_Your task:_ Print the entries that appear below, exactly as written and without their pictures.

_Raw records:_
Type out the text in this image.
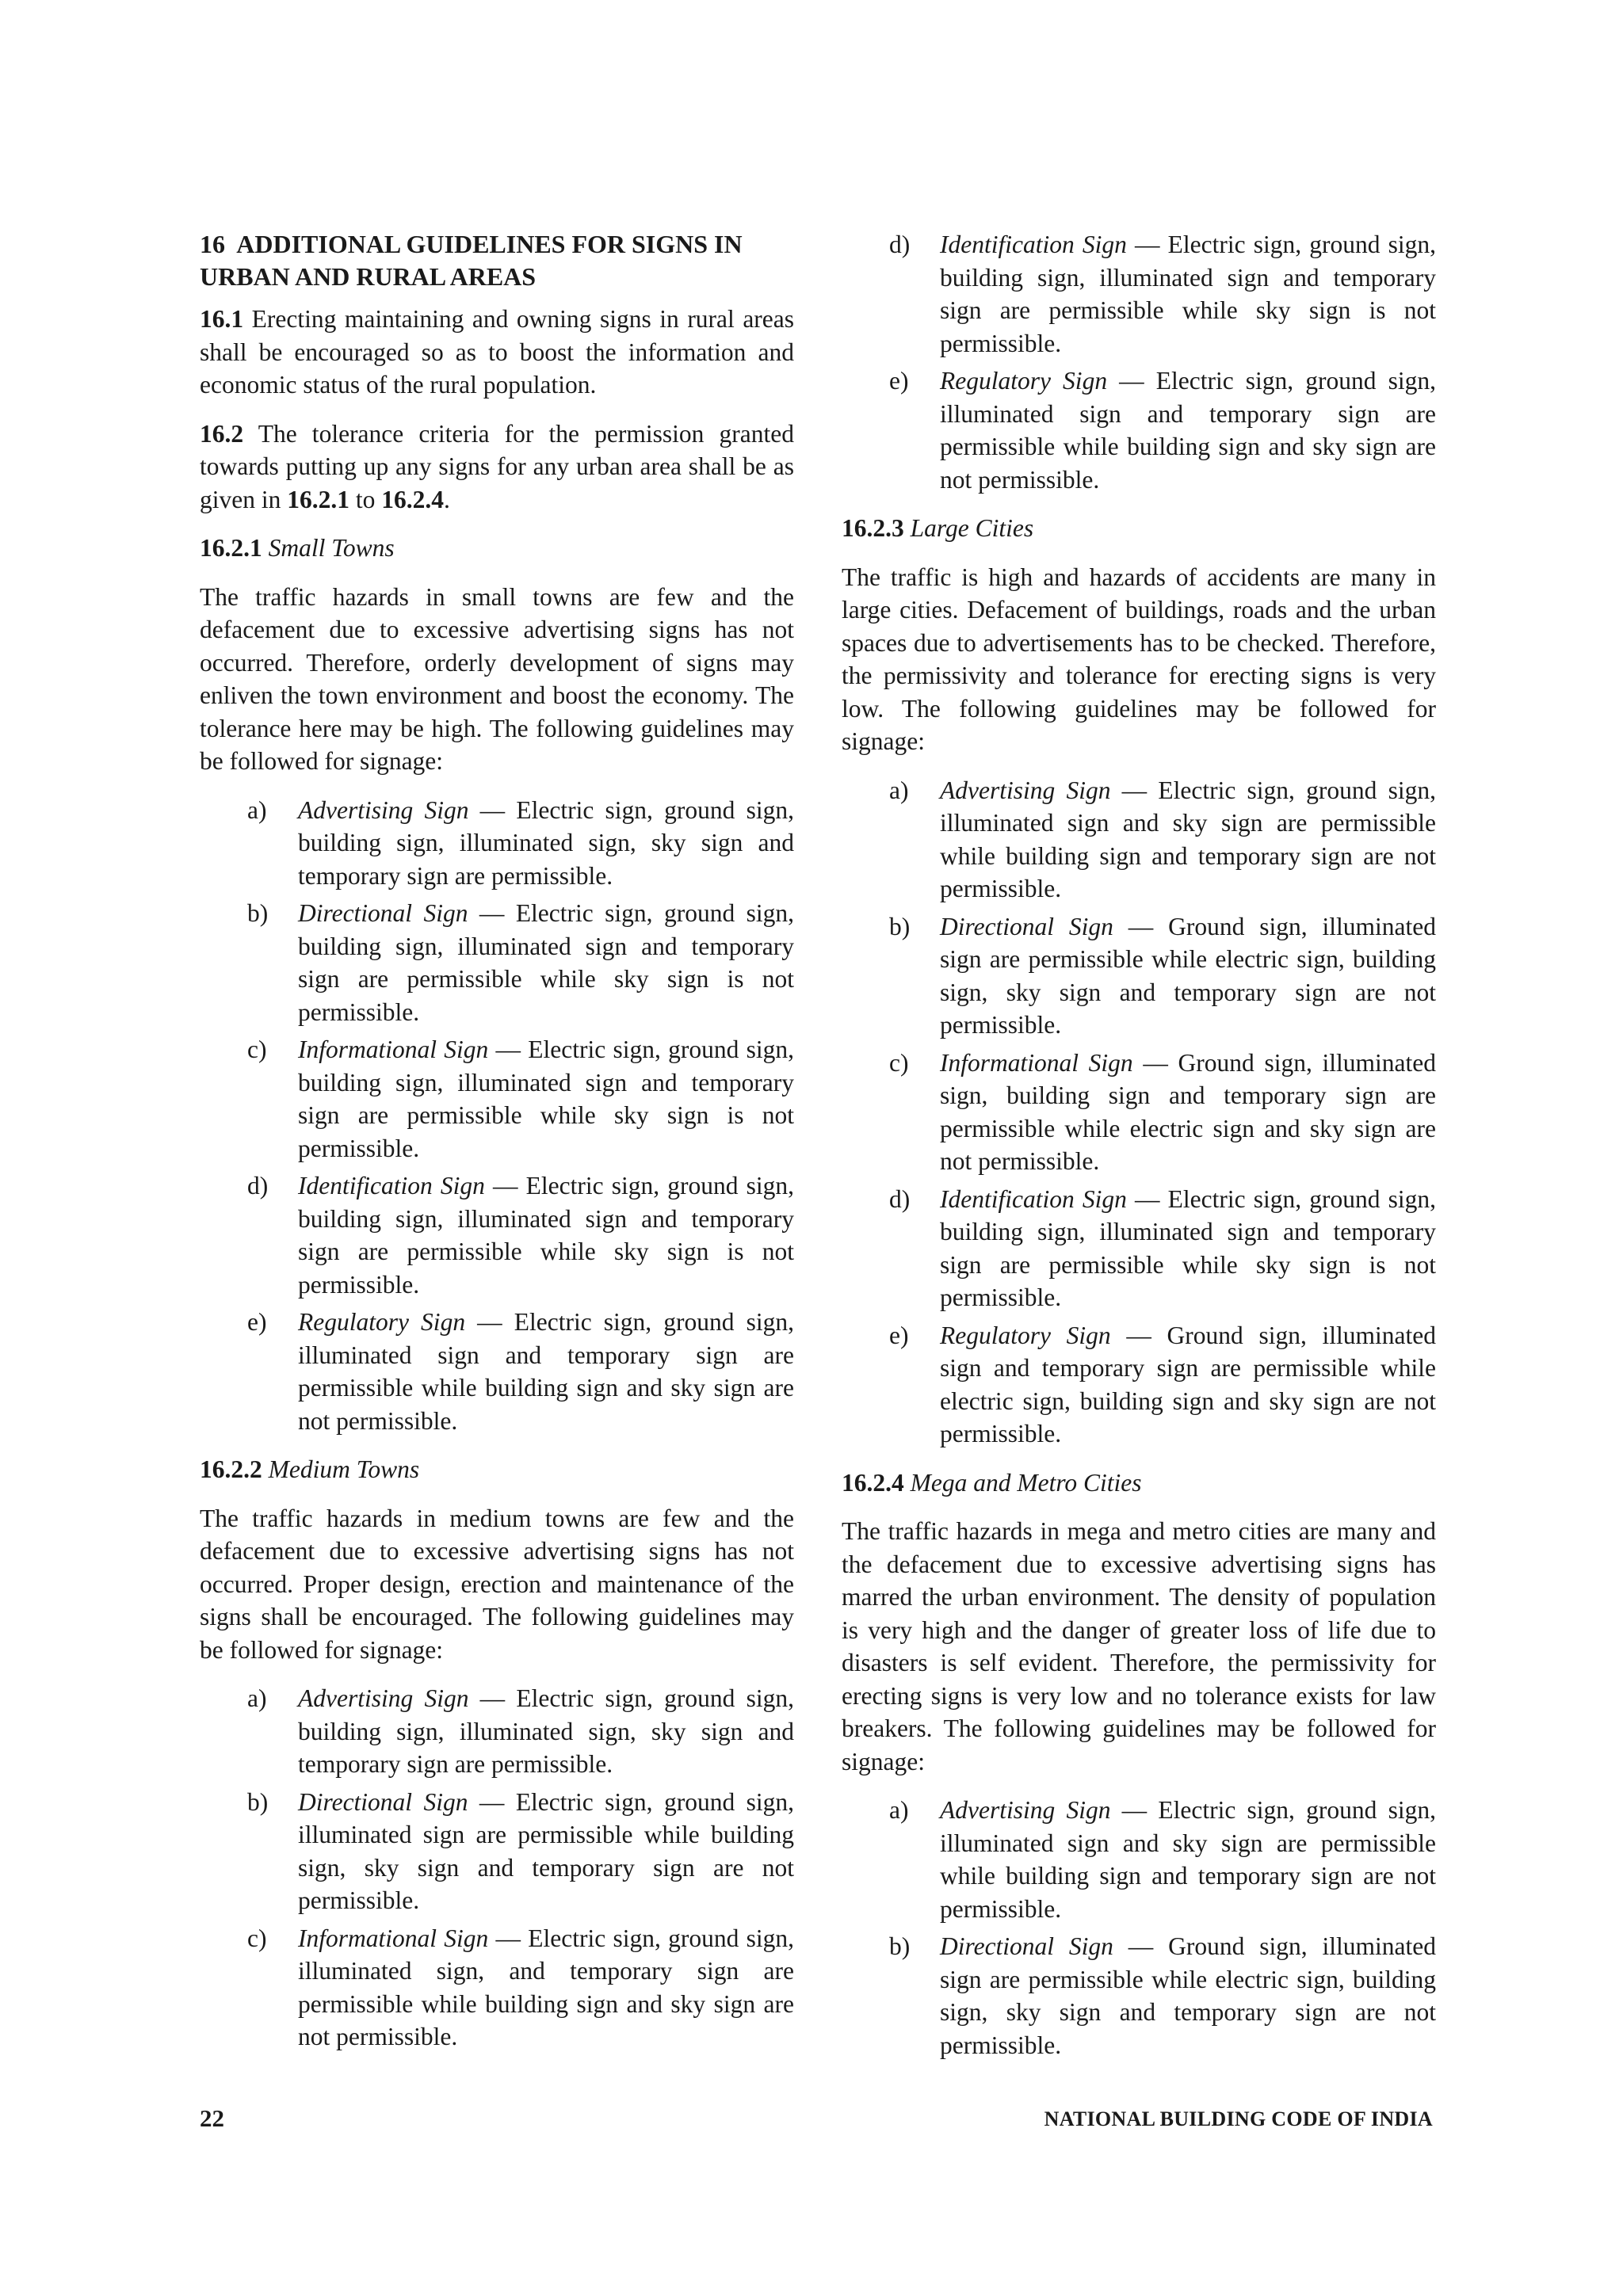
16 ADDITIONAL GUIDELINES FOR SIGNS IN URBAN AND RURAL AREAS

16.1 Erecting maintaining and owning signs in rural areas shall be encouraged so as to boost the information and economic status of the rural population.

16.2 The tolerance criteria for the permission granted towards putting up any signs for any urban area shall be as given in 16.2.1 to 16.2.4.

16.2.1 Small Towns

The traffic hazards in small towns are few and the defacement due to excessive advertising signs has not occurred. Therefore, orderly development of signs may enliven the town environment and boost the economy. The tolerance here may be high. The following guidelines may be followed for signage:

a) Advertising Sign — Electric sign, ground sign, building sign, illuminated sign, sky sign and temporary sign are permissible.
b) Directional Sign — Electric sign, ground sign, building sign, illuminated sign and temporary sign are permissible while sky sign is not permissible.
c) Informational Sign — Electric sign, ground sign, building sign, illuminated sign and temporary sign are permissible while sky sign is not permissible.
d) Identification Sign — Electric sign, ground sign, building sign, illuminated sign and temporary sign are permissible while sky sign is not permissible.
e) Regulatory Sign — Electric sign, ground sign, illuminated sign and temporary sign are permissible while building sign and sky sign are not permissible.
16.2.2 Medium Towns

The traffic hazards in medium towns are few and the defacement due to excessive advertising signs has not occurred. Proper design, erection and maintenance of the signs shall be encouraged. The following guidelines may be followed for signage:

a) Advertising Sign — Electric sign, ground sign, building sign, illuminated sign, sky sign and temporary sign are permissible.
b) Directional Sign — Electric sign, ground sign, illuminated sign are permissible while building sign, sky sign and temporary sign are not permissible.
c) Informational Sign — Electric sign, ground sign, illuminated sign, and temporary sign are permissible while building sign and sky sign are not permissible.
d) Identification Sign — Electric sign, ground sign, building sign, illuminated sign and temporary sign are permissible while sky sign is not permissible.
e) Regulatory Sign — Electric sign, ground sign, illuminated sign and temporary sign are permissible while building sign and sky sign are not permissible.
16.2.3 Large Cities

The traffic is high and hazards of accidents are many in large cities. Defacement of buildings, roads and the urban spaces due to advertisements has to be checked. Therefore, the permissivity and tolerance for erecting signs is very low. The following guidelines may be followed for signage:

a) Advertising Sign — Electric sign, ground sign, illuminated sign and sky sign are permissible while building sign and temporary sign are not permissible.
b) Directional Sign — Ground sign, illuminated sign are permissible while electric sign, building sign, sky sign and temporary sign are not permissible.
c) Informational Sign — Ground sign, illuminated sign, building sign and temporary sign are permissible while electric sign and sky sign are not permissible.
d) Identification Sign — Electric sign, ground sign, building sign, illuminated sign and temporary sign are permissible while sky sign is not permissible.
e) Regulatory Sign — Ground sign, illuminated sign and temporary sign are permissible while electric sign, building sign and sky sign are not permissible.
16.2.4 Mega and Metro Cities

The traffic hazards in mega and metro cities are many and the defacement due to excessive advertising signs has marred the urban environment. The density of population is very high and the danger of greater loss of life due to disasters is self evident. Therefore, the permissivity for erecting signs is very low and no tolerance exists for law breakers. The following guidelines may be followed for signage:

a) Advertising Sign — Electric sign, ground sign, illuminated sign and sky sign are permissible while building sign and temporary sign are not permissible.
b) Directional Sign — Ground sign, illuminated sign are permissible while electric sign, building sign, sky sign and temporary sign are not permissible.
22	NATIONAL BUILDING CODE OF INDIA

_Task output:_
Type out the text in this image.
16 ADDITIONAL GUIDELINES FOR SIGNS IN URBAN AND RURAL AREAS

16.1 Erecting maintaining and owning signs in rural areas shall be encouraged so as to boost the information and economic status of the rural population.

16.2 The tolerance criteria for the permission granted towards putting up any signs for any urban area shall be as given in 16.2.1 to 16.2.4.

16.2.1 Small Towns

The traffic hazards in small towns are few and the defacement due to excessive advertising signs has not occurred. Therefore, orderly development of signs may enliven the town environment and boost the economy. The tolerance here may be high. The following guidelines may be followed for signage:

a) Advertising Sign — Electric sign, ground sign, building sign, illuminated sign, sky sign and temporary sign are permissible.
b) Directional Sign — Electric sign, ground sign, building sign, illuminated sign and temporary sign are permissible while sky sign is not permissible.
c) Informational Sign — Electric sign, ground sign, building sign, illuminated sign and temporary sign are permissible while sky sign is not permissible.
d) Identification Sign — Electric sign, ground sign, building sign, illuminated sign and temporary sign are permissible while sky sign is not permissible.
e) Regulatory Sign — Electric sign, ground sign, illuminated sign and temporary sign are permissible while building sign and sky sign are not permissible.
16.2.2 Medium Towns

The traffic hazards in medium towns are few and the defacement due to excessive advertising signs has not occurred. Proper design, erection and maintenance of the signs shall be encouraged. The following guidelines may be followed for signage:

a) Advertising Sign — Electric sign, ground sign, building sign, illuminated sign, sky sign and temporary sign are permissible.
b) Directional Sign — Electric sign, ground sign, illuminated sign are permissible while building sign, sky sign and temporary sign are not permissible.
c) Informational Sign — Electric sign, ground sign, illuminated sign, and temporary sign are permissible while building sign and sky sign are not permissible.
d) Identification Sign — Electric sign, ground sign, building sign, illuminated sign and temporary sign are permissible while sky sign is not permissible.
e) Regulatory Sign — Electric sign, ground sign, illuminated sign and temporary sign are permissible while building sign and sky sign are not permissible.
16.2.3 Large Cities

The traffic is high and hazards of accidents are many in large cities. Defacement of buildings, roads and the urban spaces due to advertisements has to be checked. Therefore, the permissivity and tolerance for erecting signs is very low. The following guidelines may be followed for signage:

a) Advertising Sign — Electric sign, ground sign, illuminated sign and sky sign are permissible while building sign and temporary sign are not permissible.
b) Directional Sign — Ground sign, illuminated sign are permissible while electric sign, building sign, sky sign and temporary sign are not permissible.
c) Informational Sign — Ground sign, illuminated sign, building sign and temporary sign are permissible while electric sign and sky sign are not permissible.
d) Identification Sign — Electric sign, ground sign, building sign, illuminated sign and temporary sign are permissible while sky sign is not permissible.
e) Regulatory Sign — Ground sign, illuminated sign and temporary sign are permissible while electric sign, building sign and sky sign are not permissible.
16.2.4 Mega and Metro Cities

The traffic hazards in mega and metro cities are many and the defacement due to excessive advertising signs has marred the urban environment. The density of population is very high and the danger of greater loss of life due to disasters is self evident. Therefore, the permissivity for erecting signs is very low and no tolerance exists for law breakers. The following guidelines may be followed for signage:

a) Advertising Sign — Electric sign, ground sign, illuminated sign and sky sign are permissible while building sign and temporary sign are not permissible.
b) Directional Sign — Ground sign, illuminated sign are permissible while electric sign, building sign, sky sign and temporary sign are not permissible.
22	NATIONAL BUILDING CODE OF INDIA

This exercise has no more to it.